┌─ RECORDS
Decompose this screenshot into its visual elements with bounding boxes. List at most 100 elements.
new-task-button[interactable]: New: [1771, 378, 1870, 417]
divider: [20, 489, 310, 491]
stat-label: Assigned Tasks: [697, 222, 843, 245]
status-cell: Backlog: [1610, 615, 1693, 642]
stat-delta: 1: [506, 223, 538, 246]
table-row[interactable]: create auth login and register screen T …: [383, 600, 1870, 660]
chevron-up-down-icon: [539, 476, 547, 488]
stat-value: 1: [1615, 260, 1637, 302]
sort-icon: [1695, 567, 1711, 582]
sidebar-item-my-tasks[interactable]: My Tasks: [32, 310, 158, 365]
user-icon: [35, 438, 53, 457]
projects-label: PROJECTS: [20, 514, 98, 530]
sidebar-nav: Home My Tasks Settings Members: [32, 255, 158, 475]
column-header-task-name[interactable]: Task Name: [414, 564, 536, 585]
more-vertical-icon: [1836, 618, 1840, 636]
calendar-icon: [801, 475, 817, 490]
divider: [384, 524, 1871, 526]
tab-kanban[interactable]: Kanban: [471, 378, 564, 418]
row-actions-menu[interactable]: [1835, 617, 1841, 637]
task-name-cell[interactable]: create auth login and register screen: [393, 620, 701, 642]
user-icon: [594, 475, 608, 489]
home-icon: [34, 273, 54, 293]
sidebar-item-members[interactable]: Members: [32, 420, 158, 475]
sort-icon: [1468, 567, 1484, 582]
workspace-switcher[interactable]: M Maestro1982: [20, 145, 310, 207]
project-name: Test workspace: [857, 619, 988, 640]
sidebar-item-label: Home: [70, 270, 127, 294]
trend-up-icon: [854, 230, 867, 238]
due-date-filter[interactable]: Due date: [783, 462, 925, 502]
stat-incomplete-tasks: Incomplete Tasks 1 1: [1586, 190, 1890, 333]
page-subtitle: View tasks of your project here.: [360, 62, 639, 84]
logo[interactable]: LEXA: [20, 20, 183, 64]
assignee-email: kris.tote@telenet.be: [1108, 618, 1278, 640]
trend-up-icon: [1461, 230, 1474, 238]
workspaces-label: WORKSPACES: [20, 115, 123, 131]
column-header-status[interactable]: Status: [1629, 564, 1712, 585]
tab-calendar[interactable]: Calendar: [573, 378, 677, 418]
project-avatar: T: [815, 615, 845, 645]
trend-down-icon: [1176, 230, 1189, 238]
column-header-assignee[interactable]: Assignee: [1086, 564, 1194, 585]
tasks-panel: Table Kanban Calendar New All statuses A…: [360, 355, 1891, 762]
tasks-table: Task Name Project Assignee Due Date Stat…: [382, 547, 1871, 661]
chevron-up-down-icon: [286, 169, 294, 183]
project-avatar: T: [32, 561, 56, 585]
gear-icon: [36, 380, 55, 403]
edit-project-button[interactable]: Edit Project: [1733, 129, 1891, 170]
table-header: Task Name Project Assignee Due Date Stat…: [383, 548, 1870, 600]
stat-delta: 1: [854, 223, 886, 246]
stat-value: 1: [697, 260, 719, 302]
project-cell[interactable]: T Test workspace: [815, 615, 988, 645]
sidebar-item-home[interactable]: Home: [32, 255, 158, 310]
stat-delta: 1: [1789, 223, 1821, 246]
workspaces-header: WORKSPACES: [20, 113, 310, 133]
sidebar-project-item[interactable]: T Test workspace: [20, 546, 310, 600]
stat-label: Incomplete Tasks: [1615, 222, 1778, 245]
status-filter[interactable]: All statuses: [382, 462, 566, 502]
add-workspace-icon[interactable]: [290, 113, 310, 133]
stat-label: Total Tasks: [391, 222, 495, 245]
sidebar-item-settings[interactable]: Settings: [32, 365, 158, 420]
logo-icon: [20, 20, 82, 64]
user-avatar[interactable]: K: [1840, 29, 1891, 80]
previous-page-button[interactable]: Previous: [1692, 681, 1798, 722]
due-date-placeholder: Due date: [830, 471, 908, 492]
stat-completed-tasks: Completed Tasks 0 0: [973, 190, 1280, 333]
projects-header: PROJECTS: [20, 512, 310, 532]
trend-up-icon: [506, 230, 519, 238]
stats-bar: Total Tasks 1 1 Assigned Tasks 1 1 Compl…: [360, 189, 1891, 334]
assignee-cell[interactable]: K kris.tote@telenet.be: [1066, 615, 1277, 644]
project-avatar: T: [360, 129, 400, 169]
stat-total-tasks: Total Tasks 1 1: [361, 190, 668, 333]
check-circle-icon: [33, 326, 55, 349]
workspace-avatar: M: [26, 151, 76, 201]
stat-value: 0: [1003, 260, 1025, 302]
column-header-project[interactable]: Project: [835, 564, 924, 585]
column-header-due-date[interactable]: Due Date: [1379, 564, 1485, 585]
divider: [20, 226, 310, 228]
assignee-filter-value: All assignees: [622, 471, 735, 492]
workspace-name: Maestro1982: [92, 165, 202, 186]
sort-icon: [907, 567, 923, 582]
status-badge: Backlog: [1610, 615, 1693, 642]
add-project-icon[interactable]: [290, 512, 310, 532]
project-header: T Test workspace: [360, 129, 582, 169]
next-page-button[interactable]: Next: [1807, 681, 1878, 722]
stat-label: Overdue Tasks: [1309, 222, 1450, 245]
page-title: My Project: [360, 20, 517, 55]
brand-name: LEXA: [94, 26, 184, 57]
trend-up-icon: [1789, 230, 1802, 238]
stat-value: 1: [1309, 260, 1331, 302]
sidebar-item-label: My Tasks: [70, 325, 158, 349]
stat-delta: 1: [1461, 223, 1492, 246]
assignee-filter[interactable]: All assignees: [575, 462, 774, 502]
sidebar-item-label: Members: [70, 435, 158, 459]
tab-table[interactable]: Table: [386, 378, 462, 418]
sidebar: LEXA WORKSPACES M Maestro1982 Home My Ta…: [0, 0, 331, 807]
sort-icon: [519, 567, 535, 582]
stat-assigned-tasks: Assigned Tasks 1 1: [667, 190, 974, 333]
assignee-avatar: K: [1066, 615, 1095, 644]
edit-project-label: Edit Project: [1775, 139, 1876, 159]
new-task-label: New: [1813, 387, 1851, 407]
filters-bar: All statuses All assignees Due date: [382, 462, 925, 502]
└─
Please give the rows as a JSON list of strings, one string per line and blank lines omitted, starting at the very first line and ending at the line that contains "workspaces-label: WORKSPACES: [20, 115, 123, 131]", with both of those lines included.

* _SOLVED PROBLEM_:
[
  "Decompose this screenshot into its visual elements with bounding boxes. List at most 100 elements.",
  "new-task-button[interactable]: New: [1771, 378, 1870, 417]",
  "divider: [20, 489, 310, 491]",
  "stat-label: Assigned Tasks: [697, 222, 843, 245]",
  "status-cell: Backlog: [1610, 615, 1693, 642]",
  "stat-delta: 1: [506, 223, 538, 246]",
  "table-row[interactable]: create auth login and register screen T …: [383, 600, 1870, 660]",
  "chevron-up-down-icon: [539, 476, 547, 488]",
  "stat-value: 1: [1615, 260, 1637, 302]",
  "sort-icon: [1695, 567, 1711, 582]",
  "sidebar-item-my-tasks[interactable]: My Tasks: [32, 310, 158, 365]",
  "user-icon: [35, 438, 53, 457]",
  "projects-label: PROJECTS: [20, 514, 98, 530]",
  "sidebar-nav: Home My Tasks Settings Members: [32, 255, 158, 475]",
  "column-header-task-name[interactable]: Task Name: [414, 564, 536, 585]",
  "more-vertical-icon: [1836, 618, 1840, 636]",
  "calendar-icon: [801, 475, 817, 490]",
  "divider: [384, 524, 1871, 526]",
  "tab-kanban[interactable]: Kanban: [471, 378, 564, 418]",
  "row-actions-menu[interactable]: [1835, 617, 1841, 637]",
  "task-name-cell[interactable]: create auth login and register screen: [393, 620, 701, 642]",
  "user-icon: [594, 475, 608, 489]",
  "home-icon: [34, 273, 54, 293]",
  "sidebar-item-members[interactable]: Members: [32, 420, 158, 475]",
  "sort-icon: [1468, 567, 1484, 582]",
  "workspace-switcher[interactable]: M Maestro1982: [20, 145, 310, 207]",
  "project-name: Test workspace: [857, 619, 988, 640]",
  "sidebar-item-label: Home: [70, 270, 127, 294]",
  "trend-up-icon: [854, 230, 867, 238]",
  "due-date-filter[interactable]: Due date: [783, 462, 925, 502]",
  "stat-incomplete-tasks: Incomplete Tasks 1 1: [1586, 190, 1890, 333]",
  "page-subtitle: View tasks of your project here.: [360, 62, 639, 84]",
  "logo[interactable]: LEXA: [20, 20, 183, 64]",
  "assignee-email: kris.tote@telenet.be: [1108, 618, 1278, 640]",
  "trend-up-icon: [1461, 230, 1474, 238]",
  "workspaces-label: WORKSPACES: [20, 115, 123, 131]"
]